[Saved entries]
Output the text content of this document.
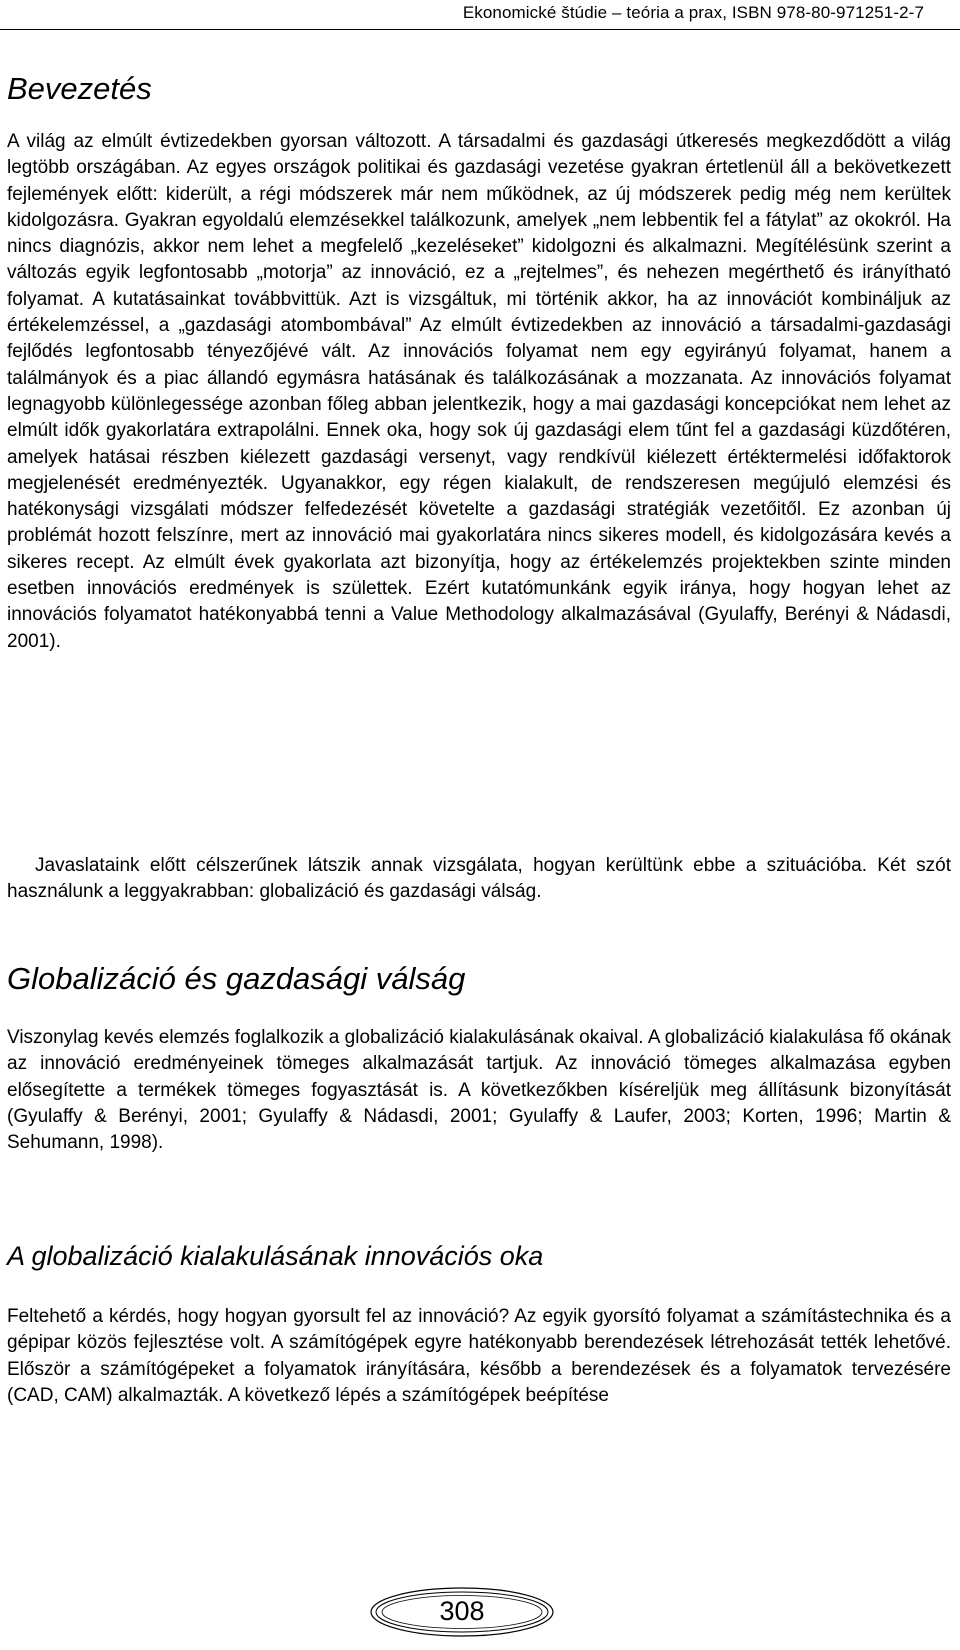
Ekonomické štúdie – teória a prax, ISBN 978-80-971251-2-7
Bevezetés

A világ az elmúlt évtizedekben gyorsan változott. A társadalmi és gazdasági útkeresés megkezdődött a világ legtöbb országában. Az egyes országok politikai és gazdasági vezetése gyakran értetlenül áll a bekövetkezett fejlemények előtt: kiderült, a régi módszerek már nem működnek, az új módszerek pedig még nem kerültek kidolgozásra. Gyakran egyoldalú elemzésekkel találkozunk, amelyek „nem lebbentik fel a fátylat” az okokról. Ha nincs diagnózis, akkor nem lehet a megfelelő „kezeléseket” kidolgozni és alkalmazni. Megítélésünk szerint a változás egyik legfontosabb „motorja” az innováció, ez a „rejtelmes”, és nehezen megérthető és irányítható folyamat. A kutatásainkat továbbvittük. Azt is vizsgáltuk, mi történik akkor, ha az innovációt kombináljuk az értékelemzéssel, a „gazdasági atombombával” Az elmúlt évtizedekben az innováció a társadalmi-gazdasági fejlődés legfontosabb tényezőjévé vált. Az innovációs folyamat nem egy egyirányú folyamat, hanem a találmányok és a piac állandó egymásra hatásának és találkozásának a mozzanata. Az innovációs folyamat legnagyobb különlegessége azonban főleg abban jelentkezik, hogy a mai gazdasági koncepciókat nem lehet az elmúlt idők gyakorlatára extrapolálni. Ennek oka, hogy sok új gazdasági elem tűnt fel a gazdasági küzdőtéren, amelyek hatásai részben kiélezett gazdasági versenyt, vagy rendkívül kiélezett értéktermelési időfaktorok megjelenését eredményezték. Ugyanakkor, egy régen kialakult, de rendszeresen megújuló elemzési és hatékonysági vizsgálati módszer felfedezését követelte a gazdasági stratégiák vezetőitől. Ez azonban új problémát hozott felszínre, mert az innováció mai gyakorlatára nincs sikeres modell, és kidolgozására kevés a sikeres recept. Az elmúlt évek gyakorlata azt bizonyítja, hogy az értékelemzés projektekben szinte minden esetben innovációs eredmények is születtek. Ezért kutatómunkánk egyik iránya, hogy hogyan lehet az innovációs folyamatot hatékonyabbá tenni a Value Methodology alkalmazásával (Gyulaffy, Berényi & Nádasdi, 2001).

Javaslataink előtt célszerűnek látszik annak vizsgálata, hogyan kerültünk ebbe a szituációba. Két szót használunk a leggyakrabban: globalizáció és gazdasági válság.

Globalizáció és gazdasági válság

Viszonylag kevés elemzés foglalkozik a globalizáció kialakulásának okaival. A globalizáció kialakulása fő okának az innováció eredményeinek tömeges alkalmazását tartjuk. Az innováció tömeges alkalmazása egyben elősegítette a termékek tömeges fogyasztását is. A következőkben kíséreljük meg állításunk bizonyítását (Gyulaffy & Berényi, 2001; Gyulaffy & Nádasdi, 2001; Gyulaffy & Laufer, 2003; Korten, 1996; Martin & Sehumann, 1998).

A globalizáció kialakulásának innovációs oka

Feltehető a kérdés, hogy hogyan gyorsult fel az innováció? Az egyik gyorsító folyamat a számítástechnika és a gépipar közös fejlesztése volt. A számítógépek egyre hatékonyabb berendezések létrehozását tették lehetővé. Először a számítógépeket a folyamatok irányítására, később a berendezések és a folyamatok tervezésére (CAD, CAM) alkalmazták. A következő lépés a számítógépek beépítése

308
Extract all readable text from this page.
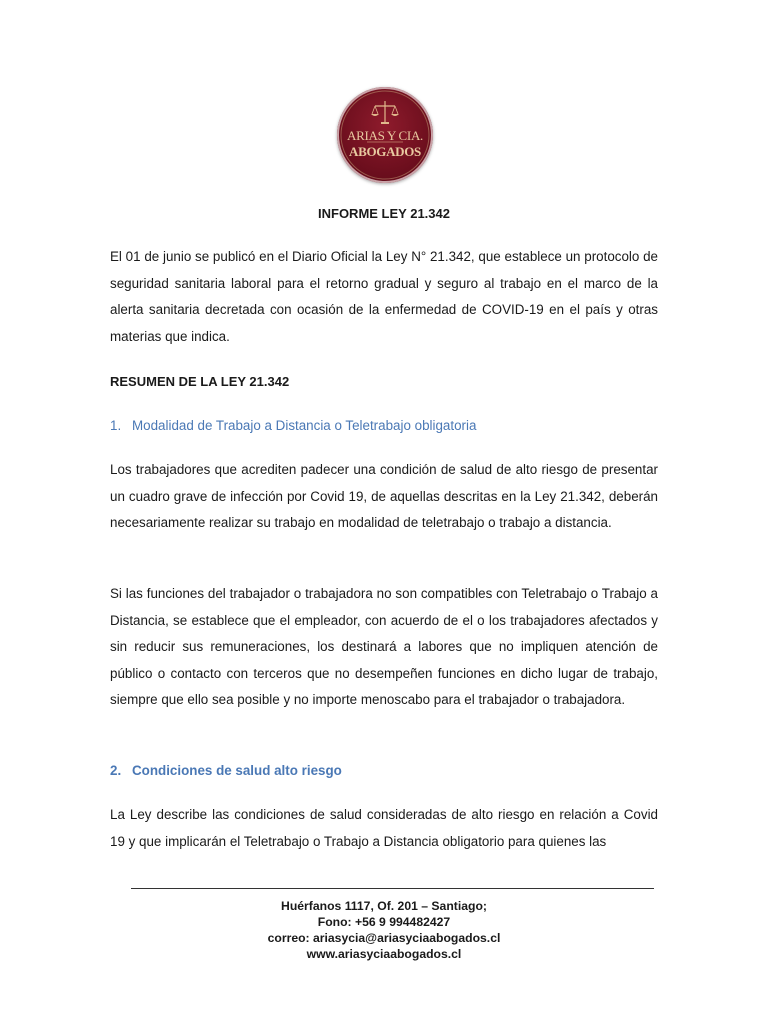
ARIAS Y CIA.
ABOGADOS
INFORME LEY 21.342

El 01 de junio se publicó en el Diario Oficial la Ley N° 21.342, que establece un protocolo de seguridad sanitaria laboral para el retorno gradual y seguro al trabajo en el marco de la alerta sanitaria decretada con ocasión de la enfermedad de COVID-19 en el país y otras materias que indica.

RESUMEN DE LA LEY 21.342
1. Modalidad de Trabajo a Distancia o Teletrabajo obligatoria

Los trabajadores que acrediten padecer una condición de salud de alto riesgo de presentar un cuadro grave de infección por Covid 19, de aquellas descritas en la Ley 21.342, deberán necesariamente realizar su trabajo en modalidad de teletrabajo o trabajo a distancia.

Si las funciones del trabajador o trabajadora no son compatibles con Teletrabajo o Trabajo a Distancia, se establece que el empleador, con acuerdo de el o los trabajadores afectados y sin reducir sus remuneraciones, los destinará a labores que no impliquen atención de público o contacto con terceros que no desempeñen funciones en dicho lugar de trabajo, siempre que ello sea posible y no importe menoscabo para el trabajador o trabajadora.

2. Condiciones de salud alto riesgo

La Ley describe las condiciones de salud consideradas de alto riesgo en relación a Covid 19 y que implicarán el Teletrabajo o Trabajo a Distancia obligatorio para quienes las

Huérfanos 1117, Of. 201 – Santiago;
Fono: +56 9 994482427
correo: ariasycia@ariasyciaabogados.cl
www.ariasyciaabogados.cl
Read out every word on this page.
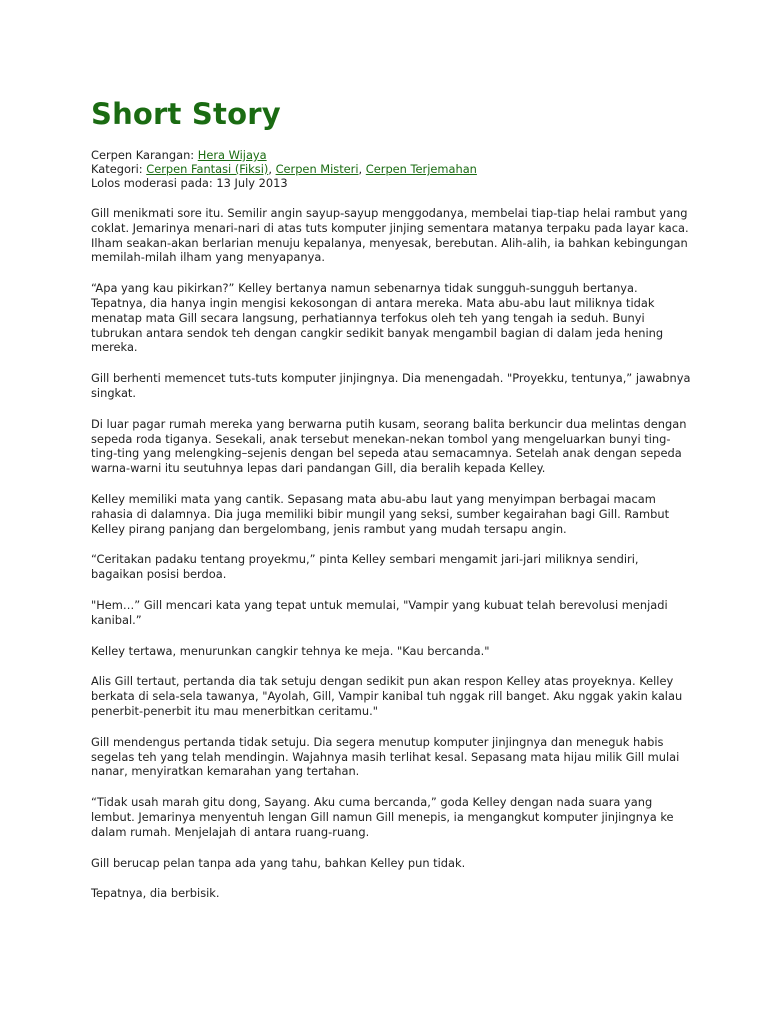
Short Story
Cerpen Karangan: Hera Wijaya
Kategori: Cerpen Fantasi (Fiksi), Cerpen Misteri, Cerpen Terjemahan
Lolos moderasi pada: 13 July 2013

Gill menikmati sore itu. Semilir angin sayup-sayup menggodanya, membelai tiap-tiap helai rambut yang coklat. Jemarinya menari-nari di atas tuts komputer jinjing sementara matanya terpaku pada layar kaca. Ilham seakan-akan berlarian menuju kepalanya, menyesak, berebutan. Alih-alih, ia bahkan kebingungan memilah-milah ilham yang menyapanya.

“Apa yang kau pikirkan?” Kelley bertanya namun sebenarnya tidak sungguh-sungguh bertanya. Tepatnya, dia hanya ingin mengisi kekosongan di antara mereka. Mata abu-abu laut miliknya tidak menatap mata Gill secara langsung, perhatiannya terfokus oleh teh yang tengah ia seduh. Bunyi tubrukan antara sendok teh dengan cangkir sedikit banyak mengambil bagian di dalam jeda hening mereka.

Gill berhenti memencet tuts-tuts komputer jinjingnya. Dia menengadah. "Proyekku, tentunya,” jawabnya singkat.

Di luar pagar rumah mereka yang berwarna putih kusam, seorang balita berkuncir dua melintas dengan sepeda roda tiganya. Sesekali, anak tersebut menekan-nekan tombol yang mengeluarkan bunyi ting-ting-ting yang melengking–sejenis dengan bel sepeda atau semacamnya. Setelah anak dengan sepeda warna-warni itu seutuhnya lepas dari pandangan Gill, dia beralih kepada Kelley.

Kelley memiliki mata yang cantik. Sepasang mata abu-abu laut yang menyimpan berbagai macam rahasia di dalamnya. Dia juga memiliki bibir mungil yang seksi, sumber kegairahan bagi Gill. Rambut Kelley pirang panjang dan bergelombang, jenis rambut yang mudah tersapu angin.

“Ceritakan padaku tentang proyekmu,” pinta Kelley sembari mengamit jari-jari miliknya sendiri, bagaikan posisi berdoa.

"Hem…” Gill mencari kata yang tepat untuk memulai, "Vampir yang kubuat telah berevolusi menjadi kanibal.”

Kelley tertawa, menurunkan cangkir tehnya ke meja. "Kau bercanda."

Alis Gill tertaut, pertanda dia tak setuju dengan sedikit pun akan respon Kelley atas proyeknya. Kelley berkata di sela-sela tawanya, "Ayolah, Gill, Vampir kanibal tuh nggak rill banget. Aku nggak yakin kalau penerbit-penerbit itu mau menerbitkan ceritamu."

Gill mendengus pertanda tidak setuju. Dia segera menutup komputer jinjingnya dan meneguk habis segelas teh yang telah mendingin. Wajahnya masih terlihat kesal. Sepasang mata hijau milik Gill mulai nanar, menyiratkan kemarahan yang tertahan.

“Tidak usah marah gitu dong, Sayang. Aku cuma bercanda,” goda Kelley dengan nada suara yang lembut. Jemarinya menyentuh lengan Gill namun Gill menepis, ia mengangkut komputer jinjingnya ke dalam rumah. Menjelajah di antara ruang-ruang.

Gill berucap pelan tanpa ada yang tahu, bahkan Kelley pun tidak.

Tepatnya, dia berbisik.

Given instruction: All lines that include "ariasyciaabogados" are to be gathered and copied.

The solution:
correo: ariasycia@ariasyciaabogados.cl
www.ariasyciaabogados.cl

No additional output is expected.